**Records from a data collection**
|---|

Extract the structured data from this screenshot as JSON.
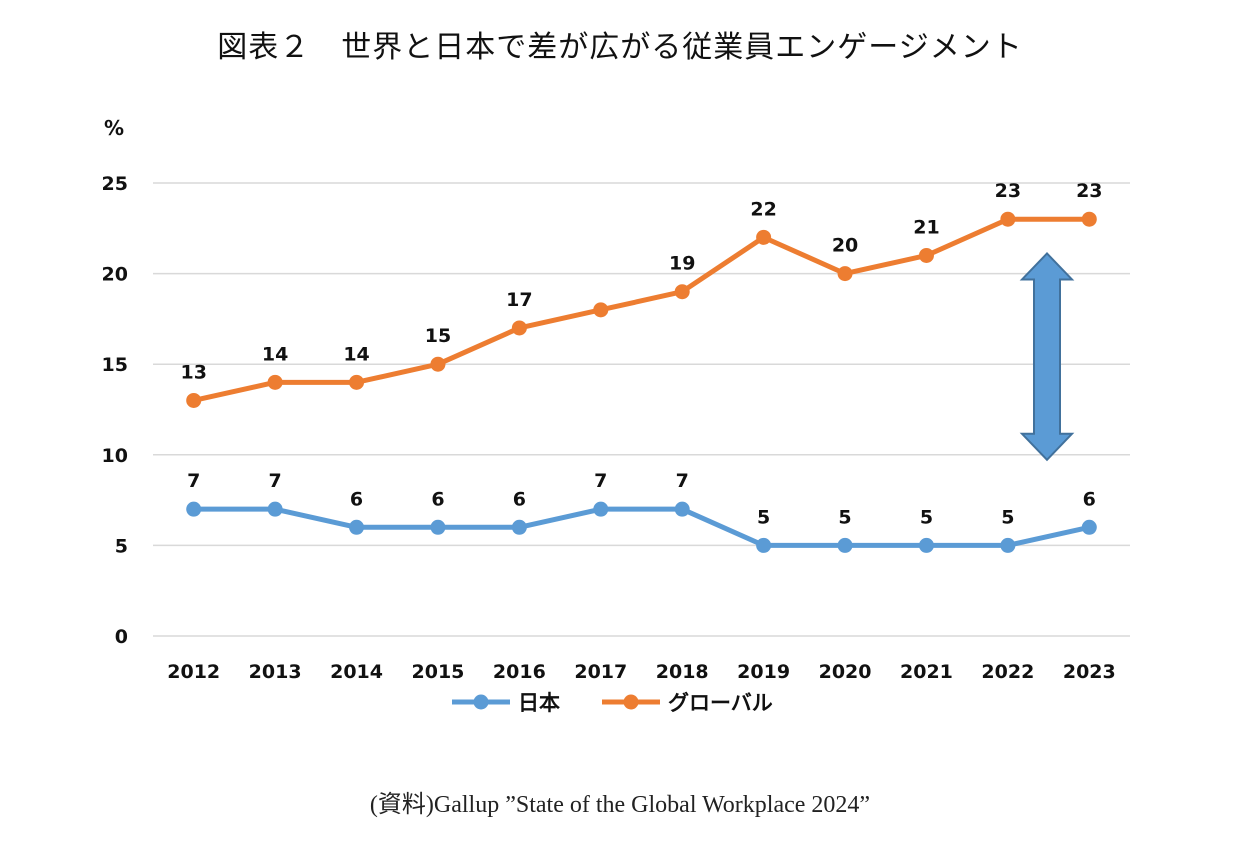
{
  "title": "図表２　世界と日本で差が広がる従業員エンゲージメント",
  "source": "(資料)Gallup ”State of the Global Workplace 2024”",
  "chart_data": {
    "type": "line",
    "title": "図表２　世界と日本で差が広がる従業員エンゲージメント",
    "xlabel": "",
    "ylabel": "%",
    "x": [
      "2012",
      "2013",
      "2014",
      "2015",
      "2016",
      "2017",
      "2018",
      "2019",
      "2020",
      "2021",
      "2022",
      "2023"
    ],
    "ylim": [
      0,
      25
    ],
    "yticks": [
      "0",
      "5",
      "10",
      "15",
      "20",
      "25"
    ],
    "grid": true,
    "legend_position": "bottom",
    "series": [
      {
        "name": "日本",
        "color": "#5B9BD5",
        "values": [
          7,
          7,
          6,
          6,
          6,
          7,
          7,
          5,
          5,
          5,
          5,
          6
        ],
        "labels": [
          "7",
          "7",
          "6",
          "6",
          "6",
          "7",
          "7",
          "5",
          "5",
          "5",
          "5",
          "6"
        ]
      },
      {
        "name": "グローバル",
        "color": "#ED7D31",
        "values": [
          13,
          14,
          14,
          15,
          17,
          18,
          19,
          22,
          20,
          21,
          23,
          23
        ],
        "labels": [
          "13",
          "14",
          "14",
          "15",
          "17",
          "",
          "19",
          "22",
          "20",
          "21",
          "23",
          "23"
        ]
      }
    ],
    "annotation": {
      "type": "double-arrow",
      "color": "#5B9BD5",
      "between_years": "2022-2023",
      "from_value": 10,
      "to_value": 21
    }
  }
}
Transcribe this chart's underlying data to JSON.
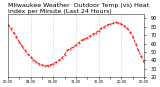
{
  "title": "Milwaukee Weather  Outdoor Temp (vs) Heat Index per Minute (Last 24 Hours)",
  "ylabel": "",
  "xlabel": "",
  "bg_color": "#ffffff",
  "plot_bg_color": "#ffffff",
  "grid_color": "#aaaaaa",
  "line_color": "#ff0000",
  "ylim": [
    20,
    95
  ],
  "xlim": [
    0,
    1440
  ],
  "yticks": [
    20,
    30,
    40,
    50,
    60,
    70,
    80,
    90
  ],
  "ytick_labels": [
    "20",
    "30",
    "40",
    "50",
    "60",
    "70",
    "80",
    "90"
  ],
  "title_fontsize": 4.5,
  "tick_fontsize": 3.5,
  "line_width": 0.6,
  "linestyle": "--",
  "vgrid_positions": [
    240,
    480,
    720,
    960,
    1200
  ],
  "data_x": [
    0,
    30,
    60,
    90,
    120,
    150,
    180,
    210,
    240,
    270,
    300,
    330,
    360,
    390,
    420,
    450,
    480,
    510,
    540,
    570,
    600,
    630,
    660,
    690,
    720,
    750,
    780,
    810,
    840,
    870,
    900,
    930,
    960,
    990,
    1020,
    1050,
    1080,
    1110,
    1140,
    1170,
    1200,
    1230,
    1260,
    1290,
    1320,
    1350,
    1380,
    1410,
    1440
  ],
  "data_y": [
    82,
    78,
    73,
    68,
    62,
    57,
    52,
    48,
    44,
    41,
    38,
    36,
    35,
    34,
    34,
    35,
    36,
    38,
    40,
    43,
    47,
    52,
    54,
    56,
    58,
    61,
    64,
    65,
    67,
    69,
    71,
    73,
    75,
    78,
    80,
    82,
    83,
    84,
    85,
    84,
    83,
    81,
    78,
    74,
    68,
    60,
    52,
    45,
    38
  ]
}
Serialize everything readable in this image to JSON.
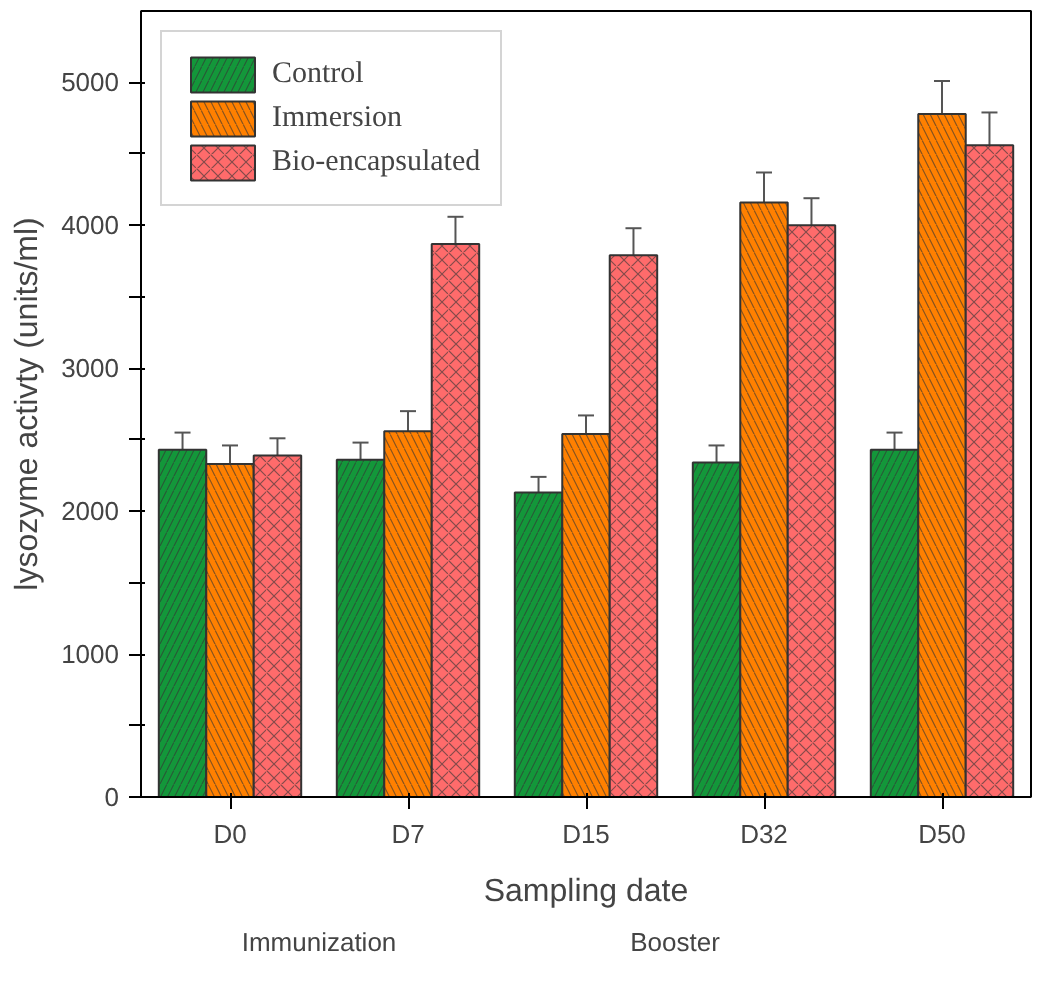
{
  "chart_data": {
    "type": "bar",
    "xlabel": "Sampling date",
    "ylabel": "lysozyme activty (units/ml)",
    "categories": [
      "D0",
      "D7",
      "D15",
      "D32",
      "D50"
    ],
    "series": [
      {
        "name": "Control",
        "color": "#13973a",
        "values": [
          2430,
          2360,
          2130,
          2340,
          2430
        ],
        "errors": [
          120,
          120,
          110,
          120,
          120
        ]
      },
      {
        "name": "Immersion",
        "color": "#ff8000",
        "values": [
          2330,
          2560,
          2540,
          4160,
          4780
        ],
        "errors": [
          130,
          140,
          130,
          210,
          230
        ]
      },
      {
        "name": "Bio-encapsulated",
        "color": "#ff6b6b",
        "values": [
          2390,
          3870,
          3790,
          4000,
          4560
        ],
        "errors": [
          120,
          190,
          190,
          190,
          230
        ]
      }
    ],
    "ylim": [
      0,
      5500
    ],
    "yticks": [
      0,
      {
        "value": 500,
        "label": null
      },
      1000,
      {
        "value": 1500,
        "label": null
      },
      2000,
      {
        "value": 2500,
        "label": null
      },
      3000,
      {
        "value": 3500,
        "label": null
      },
      4000,
      {
        "value": 4500,
        "label": null
      },
      5000
    ],
    "annotations": [
      "Immunization",
      "Booster"
    ],
    "legend": "top left",
    "grid": false
  }
}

|---|

**Exercise task**
Provide the count, and nothing else, of lines in the data above where the word "JSON" occurs.

**Response to the exercise**
3